■ STATED EXERCISE
Copy the lines holding the word "отсчетов", all of them.
┌──
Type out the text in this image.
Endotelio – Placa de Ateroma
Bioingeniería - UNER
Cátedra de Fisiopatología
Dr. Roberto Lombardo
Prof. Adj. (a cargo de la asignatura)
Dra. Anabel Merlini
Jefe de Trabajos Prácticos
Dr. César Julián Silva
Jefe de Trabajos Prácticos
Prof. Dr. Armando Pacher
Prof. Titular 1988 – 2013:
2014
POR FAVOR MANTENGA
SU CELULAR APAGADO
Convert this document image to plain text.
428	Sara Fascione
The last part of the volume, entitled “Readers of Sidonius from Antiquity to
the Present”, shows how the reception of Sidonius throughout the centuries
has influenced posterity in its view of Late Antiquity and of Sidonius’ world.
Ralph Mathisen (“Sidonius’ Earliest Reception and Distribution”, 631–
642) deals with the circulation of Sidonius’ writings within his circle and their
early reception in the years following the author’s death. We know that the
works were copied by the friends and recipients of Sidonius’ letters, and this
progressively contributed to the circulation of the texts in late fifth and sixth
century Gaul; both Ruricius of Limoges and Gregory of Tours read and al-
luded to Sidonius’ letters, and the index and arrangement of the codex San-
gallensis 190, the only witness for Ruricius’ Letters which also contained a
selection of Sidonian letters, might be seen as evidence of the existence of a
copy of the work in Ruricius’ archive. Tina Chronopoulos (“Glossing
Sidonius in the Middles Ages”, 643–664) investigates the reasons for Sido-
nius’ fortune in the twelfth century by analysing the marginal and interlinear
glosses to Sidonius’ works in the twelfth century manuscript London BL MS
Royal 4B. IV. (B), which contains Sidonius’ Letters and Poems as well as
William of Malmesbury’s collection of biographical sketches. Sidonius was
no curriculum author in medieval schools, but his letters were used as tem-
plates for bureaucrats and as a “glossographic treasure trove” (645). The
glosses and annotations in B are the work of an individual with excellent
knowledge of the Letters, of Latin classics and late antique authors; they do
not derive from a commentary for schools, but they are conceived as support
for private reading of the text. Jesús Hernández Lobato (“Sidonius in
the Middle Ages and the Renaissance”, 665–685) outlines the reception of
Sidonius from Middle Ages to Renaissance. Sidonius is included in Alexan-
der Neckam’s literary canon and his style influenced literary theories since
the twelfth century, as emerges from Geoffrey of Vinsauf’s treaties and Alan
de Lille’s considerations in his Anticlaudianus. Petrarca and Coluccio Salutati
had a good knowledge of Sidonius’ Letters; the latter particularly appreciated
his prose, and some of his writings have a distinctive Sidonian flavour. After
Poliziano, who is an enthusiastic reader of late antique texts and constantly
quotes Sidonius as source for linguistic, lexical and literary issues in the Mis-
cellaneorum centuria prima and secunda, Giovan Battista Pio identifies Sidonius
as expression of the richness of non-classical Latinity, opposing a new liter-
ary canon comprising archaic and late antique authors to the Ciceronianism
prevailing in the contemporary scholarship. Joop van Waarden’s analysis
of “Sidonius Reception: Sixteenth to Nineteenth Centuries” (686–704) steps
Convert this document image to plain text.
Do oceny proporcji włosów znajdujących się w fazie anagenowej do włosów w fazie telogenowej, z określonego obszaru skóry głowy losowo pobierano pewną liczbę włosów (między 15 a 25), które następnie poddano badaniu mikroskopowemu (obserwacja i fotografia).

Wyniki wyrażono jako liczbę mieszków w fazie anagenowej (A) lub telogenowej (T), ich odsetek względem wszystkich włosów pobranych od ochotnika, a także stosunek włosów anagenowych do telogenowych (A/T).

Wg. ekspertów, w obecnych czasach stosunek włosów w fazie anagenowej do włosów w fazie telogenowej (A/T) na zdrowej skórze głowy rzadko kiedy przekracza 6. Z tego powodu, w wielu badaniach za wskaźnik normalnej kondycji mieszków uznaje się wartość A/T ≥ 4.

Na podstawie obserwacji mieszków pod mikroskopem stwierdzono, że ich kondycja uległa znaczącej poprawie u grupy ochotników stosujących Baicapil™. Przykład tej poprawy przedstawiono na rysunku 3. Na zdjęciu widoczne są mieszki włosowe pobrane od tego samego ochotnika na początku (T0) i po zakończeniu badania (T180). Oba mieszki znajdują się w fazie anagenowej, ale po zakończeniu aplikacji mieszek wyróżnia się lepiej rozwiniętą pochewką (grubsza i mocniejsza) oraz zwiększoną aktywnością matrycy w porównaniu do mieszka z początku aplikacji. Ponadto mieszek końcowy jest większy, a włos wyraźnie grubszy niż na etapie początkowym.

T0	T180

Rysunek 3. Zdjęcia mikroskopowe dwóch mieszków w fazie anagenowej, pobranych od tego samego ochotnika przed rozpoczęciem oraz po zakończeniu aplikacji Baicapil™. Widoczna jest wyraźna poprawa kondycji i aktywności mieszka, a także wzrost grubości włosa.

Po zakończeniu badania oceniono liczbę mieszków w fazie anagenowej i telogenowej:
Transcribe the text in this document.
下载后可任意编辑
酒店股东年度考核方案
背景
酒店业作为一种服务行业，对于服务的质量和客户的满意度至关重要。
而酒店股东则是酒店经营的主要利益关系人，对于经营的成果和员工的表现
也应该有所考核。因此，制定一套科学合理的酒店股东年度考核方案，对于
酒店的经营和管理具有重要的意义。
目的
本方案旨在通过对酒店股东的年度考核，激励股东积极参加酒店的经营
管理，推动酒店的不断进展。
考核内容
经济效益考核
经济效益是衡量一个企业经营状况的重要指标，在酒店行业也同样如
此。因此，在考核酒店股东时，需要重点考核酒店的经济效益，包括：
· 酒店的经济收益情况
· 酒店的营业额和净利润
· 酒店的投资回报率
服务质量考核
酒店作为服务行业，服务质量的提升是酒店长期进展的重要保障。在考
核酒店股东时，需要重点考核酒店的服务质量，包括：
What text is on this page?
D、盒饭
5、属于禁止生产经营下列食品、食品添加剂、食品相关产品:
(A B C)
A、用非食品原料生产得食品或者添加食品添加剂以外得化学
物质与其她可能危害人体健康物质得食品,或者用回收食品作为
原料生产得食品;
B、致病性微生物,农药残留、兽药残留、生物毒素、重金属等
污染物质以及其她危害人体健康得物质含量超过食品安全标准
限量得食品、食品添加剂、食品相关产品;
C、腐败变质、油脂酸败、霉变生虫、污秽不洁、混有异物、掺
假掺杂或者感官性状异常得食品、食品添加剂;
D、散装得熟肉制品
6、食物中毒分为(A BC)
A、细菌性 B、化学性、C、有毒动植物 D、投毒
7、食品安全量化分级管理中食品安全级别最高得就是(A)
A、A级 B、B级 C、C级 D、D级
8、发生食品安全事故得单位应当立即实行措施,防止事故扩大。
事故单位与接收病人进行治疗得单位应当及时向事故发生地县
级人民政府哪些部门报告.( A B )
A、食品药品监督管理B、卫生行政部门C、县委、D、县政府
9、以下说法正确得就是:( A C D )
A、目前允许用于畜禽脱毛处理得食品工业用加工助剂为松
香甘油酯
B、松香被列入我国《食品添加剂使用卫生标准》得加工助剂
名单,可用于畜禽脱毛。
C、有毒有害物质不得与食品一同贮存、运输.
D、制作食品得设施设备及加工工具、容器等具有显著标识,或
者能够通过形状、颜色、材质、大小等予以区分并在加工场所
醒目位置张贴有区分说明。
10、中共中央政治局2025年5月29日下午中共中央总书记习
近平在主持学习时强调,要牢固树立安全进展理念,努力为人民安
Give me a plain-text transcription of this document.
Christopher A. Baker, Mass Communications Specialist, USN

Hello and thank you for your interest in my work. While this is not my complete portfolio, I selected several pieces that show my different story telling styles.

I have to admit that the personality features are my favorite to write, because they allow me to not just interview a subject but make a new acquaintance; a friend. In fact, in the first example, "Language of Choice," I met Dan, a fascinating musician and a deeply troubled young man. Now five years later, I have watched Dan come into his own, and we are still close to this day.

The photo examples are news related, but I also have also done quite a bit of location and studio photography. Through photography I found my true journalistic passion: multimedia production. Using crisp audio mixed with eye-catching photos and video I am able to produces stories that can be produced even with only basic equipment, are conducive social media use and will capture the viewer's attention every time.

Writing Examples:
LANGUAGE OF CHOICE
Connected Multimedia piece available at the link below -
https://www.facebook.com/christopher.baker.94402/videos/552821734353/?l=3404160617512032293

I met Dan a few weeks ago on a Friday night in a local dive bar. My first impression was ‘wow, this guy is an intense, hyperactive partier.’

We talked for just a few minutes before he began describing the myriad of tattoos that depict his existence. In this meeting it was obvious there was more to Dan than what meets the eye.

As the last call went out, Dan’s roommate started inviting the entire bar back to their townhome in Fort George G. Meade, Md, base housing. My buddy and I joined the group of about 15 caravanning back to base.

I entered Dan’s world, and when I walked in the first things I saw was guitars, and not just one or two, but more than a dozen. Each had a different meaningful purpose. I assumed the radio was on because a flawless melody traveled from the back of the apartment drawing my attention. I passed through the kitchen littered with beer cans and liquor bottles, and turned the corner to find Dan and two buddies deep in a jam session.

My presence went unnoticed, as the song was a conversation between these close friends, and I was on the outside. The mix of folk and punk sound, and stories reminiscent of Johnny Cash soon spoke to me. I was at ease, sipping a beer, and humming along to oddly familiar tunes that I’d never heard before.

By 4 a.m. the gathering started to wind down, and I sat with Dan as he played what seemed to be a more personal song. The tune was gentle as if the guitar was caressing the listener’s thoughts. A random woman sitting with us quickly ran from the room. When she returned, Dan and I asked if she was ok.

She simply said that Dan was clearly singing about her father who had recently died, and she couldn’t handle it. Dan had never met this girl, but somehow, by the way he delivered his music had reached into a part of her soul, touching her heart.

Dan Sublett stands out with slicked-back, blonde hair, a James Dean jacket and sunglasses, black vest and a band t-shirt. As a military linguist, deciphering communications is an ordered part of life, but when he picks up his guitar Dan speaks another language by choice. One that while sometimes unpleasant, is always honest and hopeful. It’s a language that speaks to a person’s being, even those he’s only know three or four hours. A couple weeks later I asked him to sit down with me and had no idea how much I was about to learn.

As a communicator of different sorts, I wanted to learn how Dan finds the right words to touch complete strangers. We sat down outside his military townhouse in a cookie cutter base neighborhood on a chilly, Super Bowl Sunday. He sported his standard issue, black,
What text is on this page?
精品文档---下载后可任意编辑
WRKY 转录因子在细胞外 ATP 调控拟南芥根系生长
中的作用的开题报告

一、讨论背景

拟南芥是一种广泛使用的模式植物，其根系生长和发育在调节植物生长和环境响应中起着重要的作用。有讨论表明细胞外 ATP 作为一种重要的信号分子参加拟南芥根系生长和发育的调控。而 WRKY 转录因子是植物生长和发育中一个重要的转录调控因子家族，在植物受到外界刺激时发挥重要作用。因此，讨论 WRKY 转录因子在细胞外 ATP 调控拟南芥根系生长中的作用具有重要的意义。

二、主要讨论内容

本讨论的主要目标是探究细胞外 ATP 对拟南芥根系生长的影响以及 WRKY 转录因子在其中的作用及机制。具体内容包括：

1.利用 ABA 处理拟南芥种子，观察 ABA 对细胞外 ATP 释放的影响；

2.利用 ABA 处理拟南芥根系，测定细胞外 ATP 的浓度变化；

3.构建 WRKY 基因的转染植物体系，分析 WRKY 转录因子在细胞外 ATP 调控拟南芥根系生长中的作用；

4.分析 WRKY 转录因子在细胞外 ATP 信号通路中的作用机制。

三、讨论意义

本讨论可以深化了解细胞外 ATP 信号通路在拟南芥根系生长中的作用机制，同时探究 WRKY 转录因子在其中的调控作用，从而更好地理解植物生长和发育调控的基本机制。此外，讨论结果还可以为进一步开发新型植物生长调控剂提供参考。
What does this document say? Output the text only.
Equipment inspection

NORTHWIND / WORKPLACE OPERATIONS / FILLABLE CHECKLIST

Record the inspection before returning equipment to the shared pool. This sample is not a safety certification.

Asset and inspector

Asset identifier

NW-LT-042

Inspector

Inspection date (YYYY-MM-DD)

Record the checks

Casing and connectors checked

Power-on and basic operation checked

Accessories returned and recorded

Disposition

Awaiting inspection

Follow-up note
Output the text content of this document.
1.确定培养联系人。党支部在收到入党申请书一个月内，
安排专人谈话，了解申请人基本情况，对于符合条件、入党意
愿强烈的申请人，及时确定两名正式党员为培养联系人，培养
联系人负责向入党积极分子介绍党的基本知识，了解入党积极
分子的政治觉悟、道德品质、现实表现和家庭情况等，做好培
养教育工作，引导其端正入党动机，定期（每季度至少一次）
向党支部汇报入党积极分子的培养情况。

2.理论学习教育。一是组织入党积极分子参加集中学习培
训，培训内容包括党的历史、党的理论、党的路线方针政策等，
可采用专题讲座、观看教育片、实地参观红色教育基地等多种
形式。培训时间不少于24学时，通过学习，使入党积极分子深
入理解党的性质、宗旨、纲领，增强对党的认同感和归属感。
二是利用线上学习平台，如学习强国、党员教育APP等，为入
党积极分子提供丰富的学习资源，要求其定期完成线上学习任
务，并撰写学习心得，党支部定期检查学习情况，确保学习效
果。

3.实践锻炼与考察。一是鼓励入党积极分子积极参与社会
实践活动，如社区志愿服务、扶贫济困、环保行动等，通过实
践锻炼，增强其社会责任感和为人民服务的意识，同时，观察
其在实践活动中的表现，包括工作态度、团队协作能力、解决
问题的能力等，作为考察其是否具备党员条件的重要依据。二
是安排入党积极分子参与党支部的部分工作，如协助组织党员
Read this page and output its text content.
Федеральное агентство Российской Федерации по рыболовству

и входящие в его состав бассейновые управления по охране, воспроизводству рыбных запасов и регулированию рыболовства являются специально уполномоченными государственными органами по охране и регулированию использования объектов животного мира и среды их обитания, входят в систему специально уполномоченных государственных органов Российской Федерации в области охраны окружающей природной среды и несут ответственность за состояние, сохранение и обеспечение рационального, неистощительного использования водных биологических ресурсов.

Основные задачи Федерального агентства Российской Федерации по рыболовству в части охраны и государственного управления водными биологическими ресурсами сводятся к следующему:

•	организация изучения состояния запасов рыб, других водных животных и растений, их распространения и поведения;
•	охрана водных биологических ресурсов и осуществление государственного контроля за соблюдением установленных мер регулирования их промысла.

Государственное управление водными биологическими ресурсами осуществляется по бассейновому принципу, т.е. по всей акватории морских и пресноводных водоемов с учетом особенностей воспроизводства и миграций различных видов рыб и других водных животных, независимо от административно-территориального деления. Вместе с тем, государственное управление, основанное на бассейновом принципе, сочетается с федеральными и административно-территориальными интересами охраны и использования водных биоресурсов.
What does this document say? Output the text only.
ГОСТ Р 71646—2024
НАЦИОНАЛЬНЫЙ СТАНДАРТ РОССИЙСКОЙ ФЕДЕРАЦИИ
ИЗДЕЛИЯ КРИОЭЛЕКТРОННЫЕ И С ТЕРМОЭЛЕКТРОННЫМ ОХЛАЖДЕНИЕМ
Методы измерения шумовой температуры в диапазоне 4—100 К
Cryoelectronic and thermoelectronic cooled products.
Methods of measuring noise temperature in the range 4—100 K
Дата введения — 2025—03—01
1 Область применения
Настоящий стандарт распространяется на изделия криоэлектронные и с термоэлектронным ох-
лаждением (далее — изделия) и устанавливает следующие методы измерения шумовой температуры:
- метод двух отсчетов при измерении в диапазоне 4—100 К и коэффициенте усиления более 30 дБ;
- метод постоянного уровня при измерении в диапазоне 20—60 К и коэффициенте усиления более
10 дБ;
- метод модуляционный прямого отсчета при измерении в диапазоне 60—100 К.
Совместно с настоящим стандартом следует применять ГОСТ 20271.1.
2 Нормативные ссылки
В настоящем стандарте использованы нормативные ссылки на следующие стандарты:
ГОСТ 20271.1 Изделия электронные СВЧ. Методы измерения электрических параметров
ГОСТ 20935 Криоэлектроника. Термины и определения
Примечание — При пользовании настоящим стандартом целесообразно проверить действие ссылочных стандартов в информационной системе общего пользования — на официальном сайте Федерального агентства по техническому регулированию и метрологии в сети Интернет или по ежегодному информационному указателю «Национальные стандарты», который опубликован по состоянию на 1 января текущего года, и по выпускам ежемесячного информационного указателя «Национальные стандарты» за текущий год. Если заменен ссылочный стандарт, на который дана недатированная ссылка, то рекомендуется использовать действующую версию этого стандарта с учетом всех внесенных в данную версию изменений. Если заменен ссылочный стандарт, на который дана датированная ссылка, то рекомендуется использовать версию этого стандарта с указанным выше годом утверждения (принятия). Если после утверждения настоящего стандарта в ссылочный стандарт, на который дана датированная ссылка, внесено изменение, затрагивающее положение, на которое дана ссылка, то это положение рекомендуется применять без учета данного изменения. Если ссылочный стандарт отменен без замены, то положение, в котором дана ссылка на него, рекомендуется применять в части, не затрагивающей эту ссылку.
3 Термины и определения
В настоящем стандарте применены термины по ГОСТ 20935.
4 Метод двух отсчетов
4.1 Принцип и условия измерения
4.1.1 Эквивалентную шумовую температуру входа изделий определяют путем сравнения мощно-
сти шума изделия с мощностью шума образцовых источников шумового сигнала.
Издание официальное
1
└──
■ EXERCISE RESULT
- метод двух отсчетов при измерении в диапазоне 4—100 К и коэффициенте усиления более 30 дБ;
4 Метод двух отсчетов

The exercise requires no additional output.